TASK REQUIREMENTS ::
Every entry needs to be printed exactly, please.

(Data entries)
** Begin **

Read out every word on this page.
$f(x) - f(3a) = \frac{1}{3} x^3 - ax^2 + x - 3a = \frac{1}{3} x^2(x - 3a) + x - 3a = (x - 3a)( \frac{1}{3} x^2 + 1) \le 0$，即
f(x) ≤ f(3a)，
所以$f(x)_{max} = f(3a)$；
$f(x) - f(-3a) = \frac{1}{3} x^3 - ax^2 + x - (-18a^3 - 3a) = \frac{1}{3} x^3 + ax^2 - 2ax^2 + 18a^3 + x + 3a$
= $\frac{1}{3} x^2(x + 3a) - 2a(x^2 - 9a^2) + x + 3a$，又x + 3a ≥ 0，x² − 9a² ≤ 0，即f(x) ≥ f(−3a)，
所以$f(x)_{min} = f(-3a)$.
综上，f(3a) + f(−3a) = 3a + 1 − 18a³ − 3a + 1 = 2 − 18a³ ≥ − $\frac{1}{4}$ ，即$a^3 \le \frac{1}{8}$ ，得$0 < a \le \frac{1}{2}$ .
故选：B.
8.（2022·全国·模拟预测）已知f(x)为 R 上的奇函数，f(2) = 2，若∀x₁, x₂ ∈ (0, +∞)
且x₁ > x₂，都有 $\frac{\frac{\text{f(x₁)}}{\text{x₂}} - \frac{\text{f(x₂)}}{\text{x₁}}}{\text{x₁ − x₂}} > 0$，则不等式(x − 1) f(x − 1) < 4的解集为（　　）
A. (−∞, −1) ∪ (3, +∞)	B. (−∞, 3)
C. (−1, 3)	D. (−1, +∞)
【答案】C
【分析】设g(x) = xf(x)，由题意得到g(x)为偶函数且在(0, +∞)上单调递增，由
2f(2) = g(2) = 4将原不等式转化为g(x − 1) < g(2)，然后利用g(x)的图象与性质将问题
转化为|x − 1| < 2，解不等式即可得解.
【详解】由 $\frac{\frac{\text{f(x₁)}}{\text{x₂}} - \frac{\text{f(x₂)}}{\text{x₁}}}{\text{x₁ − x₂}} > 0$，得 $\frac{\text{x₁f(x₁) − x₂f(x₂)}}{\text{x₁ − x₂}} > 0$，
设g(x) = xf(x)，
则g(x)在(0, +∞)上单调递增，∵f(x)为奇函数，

** End **

CORRECT OUTPUT ::
Read out every word on this page.
$f(x) - f(3a) = \frac{1}{3} x^3 - ax^2 + x - 3a = \frac{1}{3} x^2(x - 3a) + x - 3a = (x - 3a)( \frac{1}{3} x^2 + 1) \le 0$，即
f(x) ≤ f(3a)，
所以$f(x)_{max} = f(3a)$；
$f(x) - f(-3a) = \frac{1}{3} x^3 - ax^2 + x - (-18a^3 - 3a) = \frac{1}{3} x^3 + ax^2 - 2ax^2 + 18a^3 + x + 3a$
= $\frac{1}{3} x^2(x + 3a) - 2a(x^2 - 9a^2) + x + 3a$，又x + 3a ≥ 0，x² − 9a² ≤ 0，即f(x) ≥ f(−3a)，
所以$f(x)_{min} = f(-3a)$.
综上，f(3a) + f(−3a) = 3a + 1 − 18a³ − 3a + 1 = 2 − 18a³ ≥ − $\frac{1}{4}$ ，即$a^3 \le \frac{1}{8}$ ，得$0 < a \le \frac{1}{2}$ .
故选：B.
8.（2022·全国·模拟预测）已知f(x)为 R 上的奇函数，f(2) = 2，若∀x₁, x₂ ∈ (0, +∞)
且x₁ > x₂，都有 $\frac{\frac{\text{f(x₁)}}{\text{x₂}} - \frac{\text{f(x₂)}}{\text{x₁}}}{\text{x₁ − x₂}} > 0$，则不等式(x − 1) f(x − 1) < 4的解集为（　　）
A. (−∞, −1) ∪ (3, +∞)	B. (−∞, 3)
C. (−1, 3)	D. (−1, +∞)
【答案】C
【分析】设g(x) = xf(x)，由题意得到g(x)为偶函数且在(0, +∞)上单调递增，由
2f(2) = g(2) = 4将原不等式转化为g(x − 1) < g(2)，然后利用g(x)的图象与性质将问题
转化为|x − 1| < 2，解不等式即可得解.
【详解】由 $\frac{\frac{\text{f(x₁)}}{\text{x₂}} - \frac{\text{f(x₂)}}{\text{x₁}}}{\text{x₁ − x₂}} > 0$，得 $\frac{\text{x₁f(x₁) − x₂f(x₂)}}{\text{x₁ − x₂}} > 0$，
设g(x) = xf(x)，
则g(x)在(0, +∞)上单调递增，∵f(x)为奇函数，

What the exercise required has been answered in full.